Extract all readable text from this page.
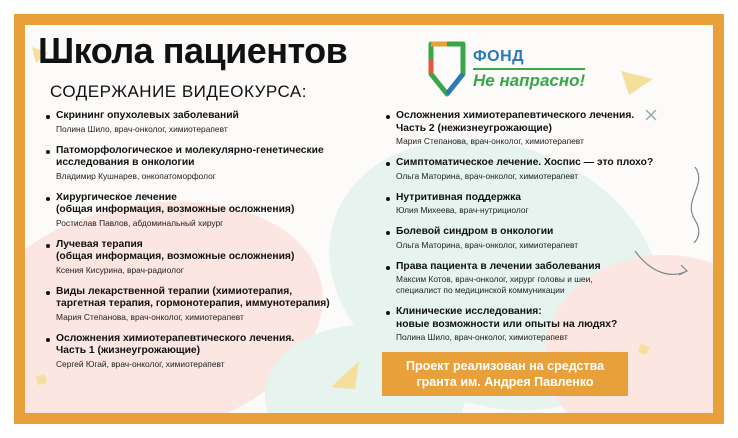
Школа пациентов
СОДЕРЖАНИЕ ВИДЕОКУРСА:
ФОНД
Не напрасно!
Скрининг опухолевых заболеваний
Полина Шило, врач-онколог, химиотерапевт
Патоморфологическое и молекулярно-генетические
исследования в онкологии
Владимир Кушнарев, онкопатоморфолог
Хирургическое лечение
(общая информация, возможные осложнения)
Ростислав Павлов, абдоминальный хирург
Лучевая терапия
(общая информация, возможные осложнения)
Ксения Кисурина, врач-радиолог
Виды лекарственной терапии (химиотерапия,
таргетная терапия, гормонотерапия, иммунотерапия)
Мария Степанова, врач-онколог, химиотерапевт
Осложнения химиотерапевтического лечения.
Часть 1 (жизнеугрожающие)
Сергей Югай, врач-онколог, химиотерапевт
Осложнения химиотерапевтического лечения.
Часть 2 (нежизнеугрожающие)
Мария Степанова, врач-онколог, химиотерапевт
Симптоматическое лечение. Хоспис — это плохо?
Ольга Маторина, врач-онколог, химиотерапевт
Нутритивная поддержка
Юлия Михеева, врач-нутрициолог
Болевой синдром в онкологии
Ольга Маторина, врач-онколог, химиотерапевт
Права пациента в лечении заболевания
Максим Котов, врач-онколог, хирург головы и шеи,
специалист по медицинской коммуникации
Клинические исследования:
новые возможности или опыты на людях?
Полина Шило, врач-онколог, химиотерапевт
Проект реализован на средства
гранта им. Андрея Павленко
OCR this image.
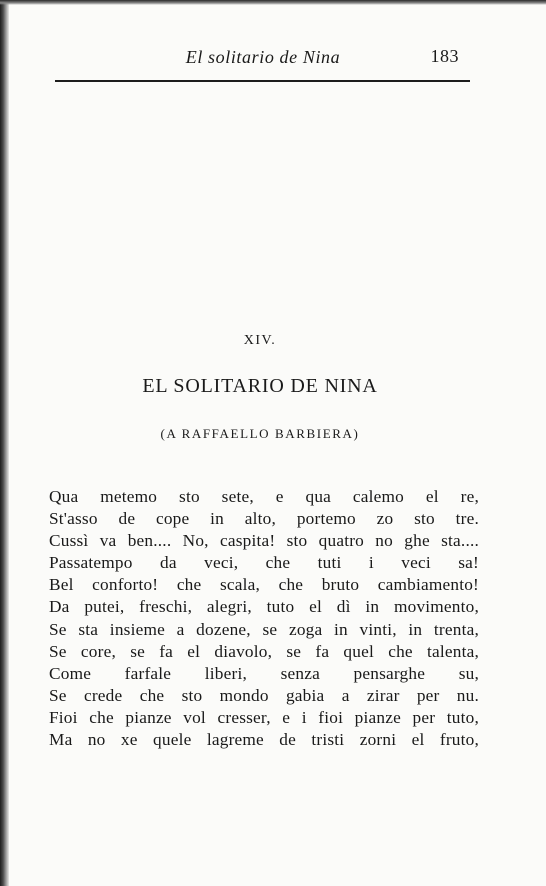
El solitario de Nina	183
XIV.
EL SOLITARIO DE NINA
(A RAFFAELLO BARBIERA)
Qua metemo sto sete, e qua calemo el re,
St'asso de cope in alto, portemo zo sto tre.
Cussì va ben.... No, caspita! sto quatro no ghe sta....
Passatempo da veci, che tuti i veci sa!
Bel conforto! che scala, che bruto cambiamento!
Da putei, freschi, alegri, tuto el dì in movimento,
Se sta insieme a dozene, se zoga in vinti, in trenta,
Se core, se fa el diavolo, se fa quel che talenta,
Come farfale liberi, senza pensarghe su,
Se crede che sto mondo gabia a zirar per nu.
Fioi che pianze vol cresser, e i fioi pianze per tuto,
Ma no xe quele lagreme de tristi zorni el fruto,
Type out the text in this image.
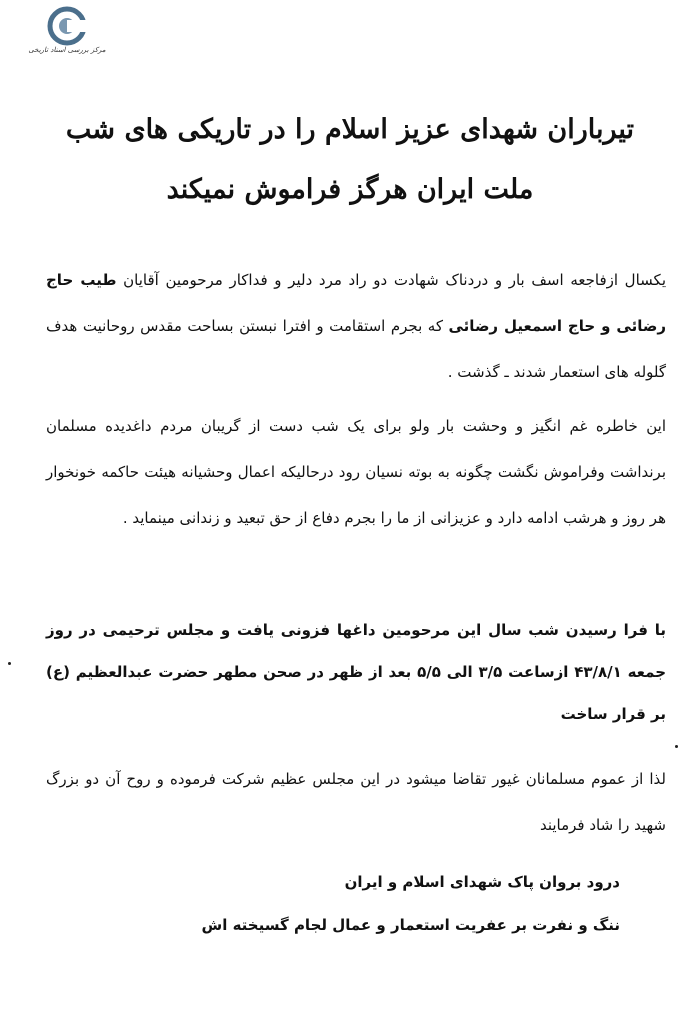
مرکز بررسی اسناد تاریخی
تیرباران شهدای عزیز اسلام را در تاریکی های شب ملت ایران هرگز فراموش نمیکند
یکسال ازفاجعه اسف بار و دردناک شهادت دو راد مرد دلیر و فداکار مرحومین آقایان طیب حاج رضائی و حاج اسمعیل رضائی که بجرم استقامت و افترا نبستن بساحت مقدس روحانیت هدف گلوله های استعمار شدند ـ گذشت .
این خاطره غم انگیز و وحشت بار ولو برای یک شب دست از گریبان مردم داغدیده مسلمان برنداشت وفراموش نگشت چگونه به بوته نسیان رود درحالیکه اعمال وحشیانه هیئت حاکمه خونخوار هر روز و هرشب ادامه دارد و عزیزانی از ما را بجرم دفاع از حق تبعید و زندانی مینماید .
با فرا رسیدن شب سال این مرحومین داغها فزونی یافت و مجلس ترحیمی در روز جمعه ۴۳/۸/۱ ازساعت ۳/۵ الی ۵/۵ بعد از ظهر در صحن مطهر حضرت عبدالعظیم (ع) بر قرار ساخت
لذا از عموم مسلمانان غیور تقاضا میشود در این مجلس عظیم شرکت فرموده و روح آن دو بزرگ شهید را شاد فرمایند
درود بروان پاک شهدای اسلام و ایران
ننگ و نفرت بر عفریت استعمار و عمال لجام گسیخته اش
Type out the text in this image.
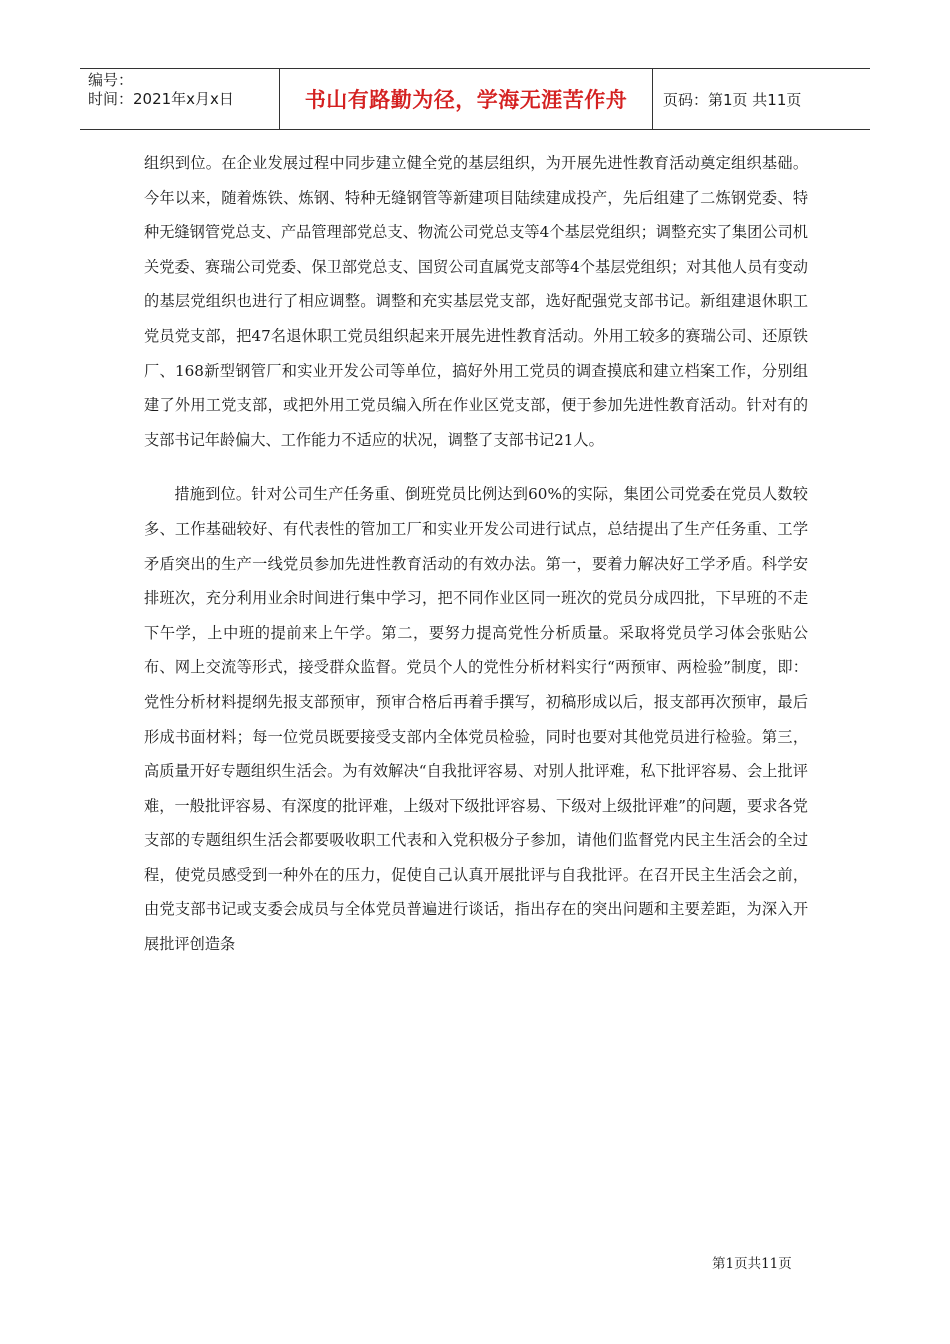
编号：
时间：2021年x月x日	书山有路勤为径，学海无涯苦作舟	页码：第1页 共11页

组织到位。在企业发展过程中同步建立健全党的基层组织，为开展先进性教育活动奠定组织基础。今年以来，随着炼铁、炼钢、特种无缝钢管等新建项目陆续建成投产，先后组建了二炼钢党委、特种无缝钢管党总支、产品管理部党总支、物流公司党总支等4个基层党组织；调整充实了集团公司机关党委、赛瑞公司党委、保卫部党总支、国贸公司直属党支部等4个基层党组织；对其他人员有变动的基层党组织也进行了相应调整。调整和充实基层党支部，选好配强党支部书记。新组建退休职工党员党支部，把47名退休职工党员组织起来开展先进性教育活动。外用工较多的赛瑞公司、还原铁厂、168新型钢管厂和实业开发公司等单位，搞好外用工党员的调查摸底和建立档案工作，分别组建了外用工党支部，或把外用工党员编入所在作业区党支部，便于参加先进性教育活动。针对有的支部书记年龄偏大、工作能力不适应的状况，调整了支部书记21人。

措施到位。针对公司生产任务重、倒班党员比例达到60%的实际，集团公司党委在党员人数较多、工作基础较好、有代表性的管加工厂和实业开发公司进行试点，总结提出了生产任务重、工学矛盾突出的生产一线党员参加先进性教育活动的有效办法。第一，要着力解决好工学矛盾。科学安排班次，充分利用业余时间进行集中学习，把不同作业区同一班次的党员分成四批，下早班的不走下午学，上中班的提前来上午学。第二，要努力提高党性分析质量。采取将党员学习体会张贴公布、网上交流等形式，接受群众监督。党员个人的党性分析材料实行“两预审、两检验”制度，即：党性分析材料提纲先报支部预审，预审合格后再着手撰写，初稿形成以后，报支部再次预审，最后形成书面材料；每一位党员既要接受支部内全体党员检验，同时也要对其他党员进行检验。第三，高质量开好专题组织生活会。为有效解决“自我批评容易、对别人批评难，私下批评容易、会上批评难，一般批评容易、有深度的批评难，上级对下级批评容易、下级对上级批评难”的问题，要求各党支部的专题组织生活会都要吸收职工代表和入党积极分子参加，请他们监督党内民主生活会的全过程，使党员感受到一种外在的压力，促使自己认真开展批评与自我批评。在召开民主生活会之前，由党支部书记或支委会成员与全体党员普遍进行谈话，指出存在的突出问题和主要差距，为深入开展批评创造条

第1页共11页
_____
**Do this**
Pictures in the records must not appear in the copy; transcribe everything else precisely.

**Solution to the problem**
Extract all readable text from this page.
Школа пациентов
СОДЕРЖАНИЕ ВИДЕОКУРСА:
ФОНД
Не напрасно!
Скрининг опухолевых заболеваний
Полина Шило, врач-онколог, химиотерапевт
Патоморфологическое и молекулярно-генетические
исследования в онкологии
Владимир Кушнарев, онкопатоморфолог
Хирургическое лечение
(общая информация, возможные осложнения)
Ростислав Павлов, абдоминальный хирург
Лучевая терапия
(общая информация, возможные осложнения)
Ксения Кисурина, врач-радиолог
Виды лекарственной терапии (химиотерапия,
таргетная терапия, гормонотерапия, иммунотерапия)
Мария Степанова, врач-онколог, химиотерапевт
Осложнения химиотерапевтического лечения.
Часть 1 (жизнеугрожающие)
Сергей Югай, врач-онколог, химиотерапевт
Осложнения химиотерапевтического лечения.
Часть 2 (нежизнеугрожающие)
Мария Степанова, врач-онколог, химиотерапевт
Симптоматическое лечение. Хоспис — это плохо?
Ольга Маторина, врач-онколог, химиотерапевт
Нутритивная поддержка
Юлия Михеева, врач-нутрициолог
Болевой синдром в онкологии
Ольга Маторина, врач-онколог, химиотерапевт
Права пациента в лечении заболевания
Максим Котов, врач-онколог, хирург головы и шеи,
специалист по медицинской коммуникации
Клинические исследования:
новые возможности или опыты на людях?
Полина Шило, врач-онколог, химиотерапевт
Проект реализован на средства
гранта им. Андрея Павленко
OCR this image.
El solitario de Nina	183
XIV.
EL SOLITARIO DE NINA
(A RAFFAELLO BARBIERA)
Qua metemo sto sete, e qua calemo el re,
St'asso de cope in alto, portemo zo sto tre.
Cussì va ben.... No, caspita! sto quatro no ghe sta....
Passatempo da veci, che tuti i veci sa!
Bel conforto! che scala, che bruto cambiamento!
Da putei, freschi, alegri, tuto el dì in movimento,
Se sta insieme a dozene, se zoga in vinti, in trenta,
Se core, se fa el diavolo, se fa quel che talenta,
Come farfale liberi, senza pensarghe su,
Se crede che sto mondo gabia a zirar per nu.
Fioi che pianze vol cresser, e i fioi pianze per tuto,
Ma no xe quele lagreme de tristi zorni el fruto,
Type out the text in this image.
مرکز بررسی اسناد تاریخی
تیرباران شهدای عزیز اسلام را در تاریکی های شب ملت ایران هرگز فراموش نمیکند
یکسال ازفاجعه اسف بار و دردناک شهادت دو راد مرد دلیر و فداکار مرحومین آقایان طیب حاج رضائی و حاج اسمعیل رضائی که بجرم استقامت و افترا نبستن بساحت مقدس روحانیت هدف گلوله های استعمار شدند ـ گذشت .
این خاطره غم انگیز و وحشت بار ولو برای یک شب دست از گریبان مردم داغدیده مسلمان برنداشت وفراموش نگشت چگونه به بوته نسیان رود درحالیکه اعمال وحشیانه هیئت حاکمه خونخوار هر روز و هرشب ادامه دارد و عزیزانی از ما را بجرم دفاع از حق تبعید و زندانی مینماید .
با فرا رسیدن شب سال این مرحومین داغها فزونی یافت و مجلس ترحیمی در روز جمعه ۴۳/۸/۱ ازساعت ۳/۵ الی ۵/۵ بعد از ظهر در صحن مطهر حضرت عبدالعظیم (ع) بر قرار ساخت
لذا از عموم مسلمانان غیور تقاضا میشود در این مجلس عظیم شرکت فرموده و روح آن دو بزرگ شهید را شاد فرمایند
درود بروان پاک شهدای اسلام و ایران
ننگ و نفرت بر عفریت استعمار و عمال لجام گسیخته اش
Type out the text in this image.
编号：
时间：2021年x月x日	书山有路勤为径，学海无涯苦作舟	页码：第1页 共11页

组织到位。在企业发展过程中同步建立健全党的基层组织，为开展先进性教育活动奠定组织基础。今年以来，随着炼铁、炼钢、特种无缝钢管等新建项目陆续建成投产，先后组建了二炼钢党委、特种无缝钢管党总支、产品管理部党总支、物流公司党总支等4个基层党组织；调整充实了集团公司机关党委、赛瑞公司党委、保卫部党总支、国贸公司直属党支部等4个基层党组织；对其他人员有变动的基层党组织也进行了相应调整。调整和充实基层党支部，选好配强党支部书记。新组建退休职工党员党支部，把47名退休职工党员组织起来开展先进性教育活动。外用工较多的赛瑞公司、还原铁厂、168新型钢管厂和实业开发公司等单位，搞好外用工党员的调查摸底和建立档案工作，分别组建了外用工党支部，或把外用工党员编入所在作业区党支部，便于参加先进性教育活动。针对有的支部书记年龄偏大、工作能力不适应的状况，调整了支部书记21人。

措施到位。针对公司生产任务重、倒班党员比例达到60%的实际，集团公司党委在党员人数较多、工作基础较好、有代表性的管加工厂和实业开发公司进行试点，总结提出了生产任务重、工学矛盾突出的生产一线党员参加先进性教育活动的有效办法。第一，要着力解决好工学矛盾。科学安排班次，充分利用业余时间进行集中学习，把不同作业区同一班次的党员分成四批，下早班的不走下午学，上中班的提前来上午学。第二，要努力提高党性分析质量。采取将党员学习体会张贴公布、网上交流等形式，接受群众监督。党员个人的党性分析材料实行“两预审、两检验”制度，即：党性分析材料提纲先报支部预审，预审合格后再着手撰写，初稿形成以后，报支部再次预审，最后形成书面材料；每一位党员既要接受支部内全体党员检验，同时也要对其他党员进行检验。第三，高质量开好专题组织生活会。为有效解决“自我批评容易、对别人批评难，私下批评容易、会上批评难，一般批评容易、有深度的批评难，上级对下级批评容易、下级对上级批评难”的问题，要求各党支部的专题组织生活会都要吸收职工代表和入党积极分子参加，请他们监督党内民主生活会的全过程，使党员感受到一种外在的压力，促使自己认真开展批评与自我批评。在召开民主生活会之前，由党支部书记或支委会成员与全体党员普遍进行谈话，指出存在的突出问题和主要差距，为深入开展批评创造条

第1页共11页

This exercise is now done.